▸ **PROBLEM TO SOLVE**
Using the material below, copy every line where "object" appears.

▸ **STORED ROWS**
-- Start --

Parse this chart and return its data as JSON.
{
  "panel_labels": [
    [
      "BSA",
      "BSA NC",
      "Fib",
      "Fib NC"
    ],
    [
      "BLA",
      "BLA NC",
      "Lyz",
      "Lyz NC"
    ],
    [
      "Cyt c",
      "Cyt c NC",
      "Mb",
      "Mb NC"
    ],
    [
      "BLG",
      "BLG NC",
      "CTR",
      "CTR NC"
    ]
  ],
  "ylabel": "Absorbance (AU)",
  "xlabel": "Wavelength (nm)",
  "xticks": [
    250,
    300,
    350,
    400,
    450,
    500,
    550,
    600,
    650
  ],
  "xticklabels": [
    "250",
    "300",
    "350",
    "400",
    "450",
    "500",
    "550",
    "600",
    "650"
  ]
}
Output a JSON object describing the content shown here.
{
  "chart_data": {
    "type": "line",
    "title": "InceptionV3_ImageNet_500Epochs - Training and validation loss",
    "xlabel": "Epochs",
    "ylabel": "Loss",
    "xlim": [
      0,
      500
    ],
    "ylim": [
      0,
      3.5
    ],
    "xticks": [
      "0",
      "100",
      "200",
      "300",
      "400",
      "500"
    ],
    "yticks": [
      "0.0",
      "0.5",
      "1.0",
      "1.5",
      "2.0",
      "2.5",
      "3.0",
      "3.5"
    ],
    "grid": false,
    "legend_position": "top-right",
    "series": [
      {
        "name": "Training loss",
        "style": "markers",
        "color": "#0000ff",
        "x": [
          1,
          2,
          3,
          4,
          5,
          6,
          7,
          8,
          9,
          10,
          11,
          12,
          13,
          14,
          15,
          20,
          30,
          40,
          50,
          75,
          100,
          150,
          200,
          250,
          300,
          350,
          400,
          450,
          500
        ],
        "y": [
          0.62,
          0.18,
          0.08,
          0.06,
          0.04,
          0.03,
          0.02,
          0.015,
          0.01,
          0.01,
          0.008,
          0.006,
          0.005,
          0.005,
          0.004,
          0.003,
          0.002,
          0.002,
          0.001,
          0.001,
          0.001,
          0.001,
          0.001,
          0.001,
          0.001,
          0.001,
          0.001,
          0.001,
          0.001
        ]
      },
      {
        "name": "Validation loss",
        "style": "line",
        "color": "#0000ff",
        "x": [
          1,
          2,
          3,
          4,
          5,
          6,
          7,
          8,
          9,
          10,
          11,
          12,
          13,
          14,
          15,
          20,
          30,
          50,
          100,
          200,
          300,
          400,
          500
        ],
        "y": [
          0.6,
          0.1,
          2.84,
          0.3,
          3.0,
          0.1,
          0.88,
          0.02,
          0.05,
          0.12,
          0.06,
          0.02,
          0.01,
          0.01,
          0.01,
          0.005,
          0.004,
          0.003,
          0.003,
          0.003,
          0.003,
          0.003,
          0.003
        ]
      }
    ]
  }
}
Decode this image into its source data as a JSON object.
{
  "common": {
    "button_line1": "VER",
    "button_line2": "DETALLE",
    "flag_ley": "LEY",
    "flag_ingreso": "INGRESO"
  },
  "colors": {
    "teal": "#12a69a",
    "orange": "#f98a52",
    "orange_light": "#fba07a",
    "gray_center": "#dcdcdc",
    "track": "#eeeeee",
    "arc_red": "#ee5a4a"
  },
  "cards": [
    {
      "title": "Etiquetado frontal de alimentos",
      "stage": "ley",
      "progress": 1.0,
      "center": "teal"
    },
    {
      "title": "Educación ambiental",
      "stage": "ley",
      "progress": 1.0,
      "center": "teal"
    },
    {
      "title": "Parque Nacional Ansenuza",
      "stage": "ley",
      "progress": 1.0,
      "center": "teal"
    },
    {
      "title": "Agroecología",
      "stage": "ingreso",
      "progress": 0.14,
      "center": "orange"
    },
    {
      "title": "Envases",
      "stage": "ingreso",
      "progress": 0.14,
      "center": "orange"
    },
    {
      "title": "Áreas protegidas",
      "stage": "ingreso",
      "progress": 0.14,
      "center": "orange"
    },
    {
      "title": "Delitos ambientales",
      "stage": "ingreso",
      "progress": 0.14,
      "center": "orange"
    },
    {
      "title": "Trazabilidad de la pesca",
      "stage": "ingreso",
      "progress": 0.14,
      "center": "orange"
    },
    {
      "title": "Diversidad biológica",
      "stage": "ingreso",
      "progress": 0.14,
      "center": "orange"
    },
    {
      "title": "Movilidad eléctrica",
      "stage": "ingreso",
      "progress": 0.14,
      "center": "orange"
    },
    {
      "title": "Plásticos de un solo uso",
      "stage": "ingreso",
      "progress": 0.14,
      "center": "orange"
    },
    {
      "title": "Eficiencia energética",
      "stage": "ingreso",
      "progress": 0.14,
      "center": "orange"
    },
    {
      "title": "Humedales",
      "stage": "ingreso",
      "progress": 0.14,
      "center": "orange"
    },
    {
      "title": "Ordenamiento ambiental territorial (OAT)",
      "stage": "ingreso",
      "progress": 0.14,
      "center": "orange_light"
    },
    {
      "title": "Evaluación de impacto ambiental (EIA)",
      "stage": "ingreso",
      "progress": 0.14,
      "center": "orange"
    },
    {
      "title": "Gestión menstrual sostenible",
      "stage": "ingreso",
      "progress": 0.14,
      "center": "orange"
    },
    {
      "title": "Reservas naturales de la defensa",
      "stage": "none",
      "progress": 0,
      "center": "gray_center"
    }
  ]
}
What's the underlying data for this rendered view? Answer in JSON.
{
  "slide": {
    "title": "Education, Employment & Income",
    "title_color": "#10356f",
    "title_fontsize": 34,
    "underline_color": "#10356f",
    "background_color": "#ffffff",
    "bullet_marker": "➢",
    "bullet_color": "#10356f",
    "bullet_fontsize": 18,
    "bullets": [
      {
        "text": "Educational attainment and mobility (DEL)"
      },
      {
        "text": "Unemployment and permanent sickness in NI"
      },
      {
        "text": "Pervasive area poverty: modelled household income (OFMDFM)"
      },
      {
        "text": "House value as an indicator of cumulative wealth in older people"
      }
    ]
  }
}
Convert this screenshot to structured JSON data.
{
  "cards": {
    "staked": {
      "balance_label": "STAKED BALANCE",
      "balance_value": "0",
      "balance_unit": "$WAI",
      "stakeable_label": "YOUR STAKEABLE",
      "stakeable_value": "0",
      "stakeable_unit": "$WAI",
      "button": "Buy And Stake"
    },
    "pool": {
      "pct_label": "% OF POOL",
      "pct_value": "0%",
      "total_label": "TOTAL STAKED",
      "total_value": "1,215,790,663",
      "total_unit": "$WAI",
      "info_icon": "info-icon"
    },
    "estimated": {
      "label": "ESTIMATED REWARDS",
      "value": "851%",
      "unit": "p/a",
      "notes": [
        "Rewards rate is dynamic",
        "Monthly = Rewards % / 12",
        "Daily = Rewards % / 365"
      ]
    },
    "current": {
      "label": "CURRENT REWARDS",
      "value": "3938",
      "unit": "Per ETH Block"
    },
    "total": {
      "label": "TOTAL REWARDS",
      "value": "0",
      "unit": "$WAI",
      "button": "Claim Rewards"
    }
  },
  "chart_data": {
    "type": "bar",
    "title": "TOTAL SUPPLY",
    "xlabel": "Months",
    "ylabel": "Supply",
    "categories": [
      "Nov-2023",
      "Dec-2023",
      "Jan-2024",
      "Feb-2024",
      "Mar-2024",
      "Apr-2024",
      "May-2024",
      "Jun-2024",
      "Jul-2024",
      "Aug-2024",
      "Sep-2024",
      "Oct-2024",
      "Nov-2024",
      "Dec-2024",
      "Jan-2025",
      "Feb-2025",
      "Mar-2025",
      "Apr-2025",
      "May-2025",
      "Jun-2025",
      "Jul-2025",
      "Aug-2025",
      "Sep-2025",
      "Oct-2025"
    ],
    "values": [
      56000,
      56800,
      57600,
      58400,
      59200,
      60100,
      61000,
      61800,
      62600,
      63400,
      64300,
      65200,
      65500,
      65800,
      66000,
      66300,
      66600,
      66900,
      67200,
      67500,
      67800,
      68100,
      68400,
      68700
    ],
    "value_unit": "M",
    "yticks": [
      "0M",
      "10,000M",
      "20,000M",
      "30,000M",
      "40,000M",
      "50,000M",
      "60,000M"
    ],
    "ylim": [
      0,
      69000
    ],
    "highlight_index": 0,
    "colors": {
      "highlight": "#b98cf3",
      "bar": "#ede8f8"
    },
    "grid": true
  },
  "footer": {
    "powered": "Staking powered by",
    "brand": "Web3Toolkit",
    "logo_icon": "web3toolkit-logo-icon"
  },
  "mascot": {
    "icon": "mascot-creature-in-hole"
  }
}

-- End --

▸ **REPLY**
Output a JSON object describing the content shown here.
Decode this image into its source data as a JSON object.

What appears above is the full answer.